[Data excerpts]
────────────────────

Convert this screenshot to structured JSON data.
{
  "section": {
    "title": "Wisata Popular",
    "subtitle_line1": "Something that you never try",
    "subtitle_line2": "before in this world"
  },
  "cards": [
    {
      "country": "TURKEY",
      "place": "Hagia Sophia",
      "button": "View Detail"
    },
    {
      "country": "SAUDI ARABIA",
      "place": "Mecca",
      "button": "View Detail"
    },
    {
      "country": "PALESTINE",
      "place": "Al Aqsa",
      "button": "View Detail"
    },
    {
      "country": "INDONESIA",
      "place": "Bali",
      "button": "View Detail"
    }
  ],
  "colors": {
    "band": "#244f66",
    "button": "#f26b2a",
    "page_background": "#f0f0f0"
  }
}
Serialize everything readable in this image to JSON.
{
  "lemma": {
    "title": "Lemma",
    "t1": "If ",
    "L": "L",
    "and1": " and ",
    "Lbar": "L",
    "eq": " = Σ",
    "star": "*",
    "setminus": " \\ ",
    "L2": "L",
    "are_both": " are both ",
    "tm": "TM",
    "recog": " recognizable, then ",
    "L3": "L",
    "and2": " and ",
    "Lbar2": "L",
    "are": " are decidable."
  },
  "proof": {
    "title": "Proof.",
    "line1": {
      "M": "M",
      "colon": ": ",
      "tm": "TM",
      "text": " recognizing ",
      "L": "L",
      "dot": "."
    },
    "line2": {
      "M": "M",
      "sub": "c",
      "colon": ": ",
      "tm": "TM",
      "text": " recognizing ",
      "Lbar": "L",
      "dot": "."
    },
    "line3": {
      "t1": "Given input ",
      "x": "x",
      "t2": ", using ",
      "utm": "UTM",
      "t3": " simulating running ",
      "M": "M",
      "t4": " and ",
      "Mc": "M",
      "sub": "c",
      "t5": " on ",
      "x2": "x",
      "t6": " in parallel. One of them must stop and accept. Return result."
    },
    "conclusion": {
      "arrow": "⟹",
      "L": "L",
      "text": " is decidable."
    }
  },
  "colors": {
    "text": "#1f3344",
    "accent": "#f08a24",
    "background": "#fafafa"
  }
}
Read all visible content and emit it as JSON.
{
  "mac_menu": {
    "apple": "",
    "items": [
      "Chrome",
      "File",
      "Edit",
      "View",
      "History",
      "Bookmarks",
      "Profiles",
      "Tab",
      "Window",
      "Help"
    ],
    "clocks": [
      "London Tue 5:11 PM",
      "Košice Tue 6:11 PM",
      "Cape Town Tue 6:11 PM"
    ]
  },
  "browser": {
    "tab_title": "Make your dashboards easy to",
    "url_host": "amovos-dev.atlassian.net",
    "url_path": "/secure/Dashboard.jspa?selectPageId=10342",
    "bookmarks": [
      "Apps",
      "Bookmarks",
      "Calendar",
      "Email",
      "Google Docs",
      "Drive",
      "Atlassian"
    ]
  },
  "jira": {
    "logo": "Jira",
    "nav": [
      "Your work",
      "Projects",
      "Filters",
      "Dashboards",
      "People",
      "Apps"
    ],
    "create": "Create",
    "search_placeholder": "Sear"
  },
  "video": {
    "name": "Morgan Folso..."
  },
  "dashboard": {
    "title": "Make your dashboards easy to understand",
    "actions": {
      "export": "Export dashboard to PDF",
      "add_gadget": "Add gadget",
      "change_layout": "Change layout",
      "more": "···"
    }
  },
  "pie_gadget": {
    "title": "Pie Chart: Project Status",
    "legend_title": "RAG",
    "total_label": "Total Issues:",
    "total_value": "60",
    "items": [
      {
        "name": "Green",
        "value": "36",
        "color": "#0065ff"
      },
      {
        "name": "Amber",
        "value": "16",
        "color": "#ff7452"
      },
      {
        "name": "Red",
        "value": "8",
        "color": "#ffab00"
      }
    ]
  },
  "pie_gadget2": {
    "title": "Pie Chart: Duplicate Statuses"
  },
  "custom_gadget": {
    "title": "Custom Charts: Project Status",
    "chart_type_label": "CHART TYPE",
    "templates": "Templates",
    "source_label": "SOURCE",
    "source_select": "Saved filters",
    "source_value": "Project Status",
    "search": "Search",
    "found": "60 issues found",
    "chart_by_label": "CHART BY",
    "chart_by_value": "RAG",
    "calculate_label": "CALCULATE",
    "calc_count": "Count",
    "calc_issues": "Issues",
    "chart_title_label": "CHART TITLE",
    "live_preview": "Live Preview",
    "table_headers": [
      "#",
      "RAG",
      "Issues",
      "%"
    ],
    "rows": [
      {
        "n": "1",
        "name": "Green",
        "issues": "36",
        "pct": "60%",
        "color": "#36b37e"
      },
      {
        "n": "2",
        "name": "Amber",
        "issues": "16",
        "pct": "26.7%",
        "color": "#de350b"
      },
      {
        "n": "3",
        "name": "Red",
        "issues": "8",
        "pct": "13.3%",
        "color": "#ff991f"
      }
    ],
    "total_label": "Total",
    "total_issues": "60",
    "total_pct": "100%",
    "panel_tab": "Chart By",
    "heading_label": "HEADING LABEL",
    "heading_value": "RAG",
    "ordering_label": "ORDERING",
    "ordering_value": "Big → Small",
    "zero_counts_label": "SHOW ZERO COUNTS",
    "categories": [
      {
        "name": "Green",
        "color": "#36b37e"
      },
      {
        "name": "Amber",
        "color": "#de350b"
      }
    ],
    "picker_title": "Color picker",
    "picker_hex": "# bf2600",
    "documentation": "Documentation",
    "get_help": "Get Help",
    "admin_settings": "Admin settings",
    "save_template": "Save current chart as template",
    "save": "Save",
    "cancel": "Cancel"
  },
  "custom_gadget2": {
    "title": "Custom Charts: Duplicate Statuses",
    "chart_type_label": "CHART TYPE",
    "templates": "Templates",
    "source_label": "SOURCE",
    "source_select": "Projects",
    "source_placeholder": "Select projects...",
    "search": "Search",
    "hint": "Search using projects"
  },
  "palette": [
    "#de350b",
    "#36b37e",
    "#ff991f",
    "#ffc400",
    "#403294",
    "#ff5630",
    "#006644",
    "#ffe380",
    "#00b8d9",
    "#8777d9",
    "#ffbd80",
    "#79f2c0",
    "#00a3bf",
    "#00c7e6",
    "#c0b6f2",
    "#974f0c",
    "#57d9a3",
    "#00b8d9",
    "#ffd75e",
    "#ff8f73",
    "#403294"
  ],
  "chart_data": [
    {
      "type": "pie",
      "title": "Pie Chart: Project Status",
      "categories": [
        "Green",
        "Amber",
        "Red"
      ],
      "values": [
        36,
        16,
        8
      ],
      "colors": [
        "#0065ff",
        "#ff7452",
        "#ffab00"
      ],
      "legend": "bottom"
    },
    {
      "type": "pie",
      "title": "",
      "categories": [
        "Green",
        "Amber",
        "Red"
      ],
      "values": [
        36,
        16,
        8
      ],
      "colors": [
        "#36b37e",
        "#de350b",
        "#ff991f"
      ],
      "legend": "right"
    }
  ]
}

────────────────────

What to do> Exactly reproduce all of the entries above.

Answer in full>
Convert this screenshot to structured JSON data.
{
  "section": {
    "title": "Wisata Popular",
    "subtitle_line1": "Something that you never try",
    "subtitle_line2": "before in this world"
  },
  "cards": [
    {
      "country": "TURKEY",
      "place": "Hagia Sophia",
      "button": "View Detail"
    },
    {
      "country": "SAUDI ARABIA",
      "place": "Mecca",
      "button": "View Detail"
    },
    {
      "country": "PALESTINE",
      "place": "Al Aqsa",
      "button": "View Detail"
    },
    {
      "country": "INDONESIA",
      "place": "Bali",
      "button": "View Detail"
    }
  ],
  "colors": {
    "band": "#244f66",
    "button": "#f26b2a",
    "page_background": "#f0f0f0"
  }
}
Serialize everything readable in this image to JSON.
{
  "lemma": {
    "title": "Lemma",
    "t1": "If ",
    "L": "L",
    "and1": " and ",
    "Lbar": "L",
    "eq": " = Σ",
    "star": "*",
    "setminus": " \\ ",
    "L2": "L",
    "are_both": " are both ",
    "tm": "TM",
    "recog": " recognizable, then ",
    "L3": "L",
    "and2": " and ",
    "Lbar2": "L",
    "are": " are decidable."
  },
  "proof": {
    "title": "Proof.",
    "line1": {
      "M": "M",
      "colon": ": ",
      "tm": "TM",
      "text": " recognizing ",
      "L": "L",
      "dot": "."
    },
    "line2": {
      "M": "M",
      "sub": "c",
      "colon": ": ",
      "tm": "TM",
      "text": " recognizing ",
      "Lbar": "L",
      "dot": "."
    },
    "line3": {
      "t1": "Given input ",
      "x": "x",
      "t2": ", using ",
      "utm": "UTM",
      "t3": " simulating running ",
      "M": "M",
      "t4": " and ",
      "Mc": "M",
      "sub": "c",
      "t5": " on ",
      "x2": "x",
      "t6": " in parallel. One of them must stop and accept. Return result."
    },
    "conclusion": {
      "arrow": "⟹",
      "L": "L",
      "text": " is decidable."
    }
  },
  "colors": {
    "text": "#1f3344",
    "accent": "#f08a24",
    "background": "#fafafa"
  }
}
Read all visible content and emit it as JSON.
{
  "mac_menu": {
    "apple": "",
    "items": [
      "Chrome",
      "File",
      "Edit",
      "View",
      "History",
      "Bookmarks",
      "Profiles",
      "Tab",
      "Window",
      "Help"
    ],
    "clocks": [
      "London Tue 5:11 PM",
      "Košice Tue 6:11 PM",
      "Cape Town Tue 6:11 PM"
    ]
  },
  "browser": {
    "tab_title": "Make your dashboards easy to",
    "url_host": "amovos-dev.atlassian.net",
    "url_path": "/secure/Dashboard.jspa?selectPageId=10342",
    "bookmarks": [
      "Apps",
      "Bookmarks",
      "Calendar",
      "Email",
      "Google Docs",
      "Drive",
      "Atlassian"
    ]
  },
  "jira": {
    "logo": "Jira",
    "nav": [
      "Your work",
      "Projects",
      "Filters",
      "Dashboards",
      "People",
      "Apps"
    ],
    "create": "Create",
    "search_placeholder": "Sear"
  },
  "video": {
    "name": "Morgan Folso..."
  },
  "dashboard": {
    "title": "Make your dashboards easy to understand",
    "actions": {
      "export": "Export dashboard to PDF",
      "add_gadget": "Add gadget",
      "change_layout": "Change layout",
      "more": "···"
    }
  },
  "pie_gadget": {
    "title": "Pie Chart: Project Status",
    "legend_title": "RAG",
    "total_label": "Total Issues:",
    "total_value": "60",
    "items": [
      {
        "name": "Green",
        "value": "36",
        "color": "#0065ff"
      },
      {
        "name": "Amber",
        "value": "16",
        "color": "#ff7452"
      },
      {
        "name": "Red",
        "value": "8",
        "color": "#ffab00"
      }
    ]
  },
  "pie_gadget2": {
    "title": "Pie Chart: Duplicate Statuses"
  },
  "custom_gadget": {
    "title": "Custom Charts: Project Status",
    "chart_type_label": "CHART TYPE",
    "templates": "Templates",
    "source_label": "SOURCE",
    "source_select": "Saved filters",
    "source_value": "Project Status",
    "search": "Search",
    "found": "60 issues found",
    "chart_by_label": "CHART BY",
    "chart_by_value": "RAG",
    "calculate_label": "CALCULATE",
    "calc_count": "Count",
    "calc_issues": "Issues",
    "chart_title_label": "CHART TITLE",
    "live_preview": "Live Preview",
    "table_headers": [
      "#",
      "RAG",
      "Issues",
      "%"
    ],
    "rows": [
      {
        "n": "1",
        "name": "Green",
        "issues": "36",
        "pct": "60%",
        "color": "#36b37e"
      },
      {
        "n": "2",
        "name": "Amber",
        "issues": "16",
        "pct": "26.7%",
        "color": "#de350b"
      },
      {
        "n": "3",
        "name": "Red",
        "issues": "8",
        "pct": "13.3%",
        "color": "#ff991f"
      }
    ],
    "total_label": "Total",
    "total_issues": "60",
    "total_pct": "100%",
    "panel_tab": "Chart By",
    "heading_label": "HEADING LABEL",
    "heading_value": "RAG",
    "ordering_label": "ORDERING",
    "ordering_value": "Big → Small",
    "zero_counts_label": "SHOW ZERO COUNTS",
    "categories": [
      {
        "name": "Green",
        "color": "#36b37e"
      },
      {
        "name": "Amber",
        "color": "#de350b"
      }
    ],
    "picker_title": "Color picker",
    "picker_hex": "# bf2600",
    "documentation": "Documentation",
    "get_help": "Get Help",
    "admin_settings": "Admin settings",
    "save_template": "Save current chart as template",
    "save": "Save",
    "cancel": "Cancel"
  },
  "custom_gadget2": {
    "title": "Custom Charts: Duplicate Statuses",
    "chart_type_label": "CHART TYPE",
    "templates": "Templates",
    "source_label": "SOURCE",
    "source_select": "Projects",
    "source_placeholder": "Select projects...",
    "search": "Search",
    "hint": "Search using projects"
  },
  "palette": [
    "#de350b",
    "#36b37e",
    "#ff991f",
    "#ffc400",
    "#403294",
    "#ff5630",
    "#006644",
    "#ffe380",
    "#00b8d9",
    "#8777d9",
    "#ffbd80",
    "#79f2c0",
    "#00a3bf",
    "#00c7e6",
    "#c0b6f2",
    "#974f0c",
    "#57d9a3",
    "#00b8d9",
    "#ffd75e",
    "#ff8f73",
    "#403294"
  ],
  "chart_data": [
    {
      "type": "pie",
      "title": "Pie Chart: Project Status",
      "categories": [
        "Green",
        "Amber",
        "Red"
      ],
      "values": [
        36,
        16,
        8
      ],
      "colors": [
        "#0065ff",
        "#ff7452",
        "#ffab00"
      ],
      "legend": "bottom"
    },
    {
      "type": "pie",
      "title": "",
      "categories": [
        "Green",
        "Amber",
        "Red"
      ],
      "values": [
        36,
        16,
        8
      ],
      "colors": [
        "#36b37e",
        "#de350b",
        "#ff991f"
      ],
      "legend": "right"
    }
  ]
}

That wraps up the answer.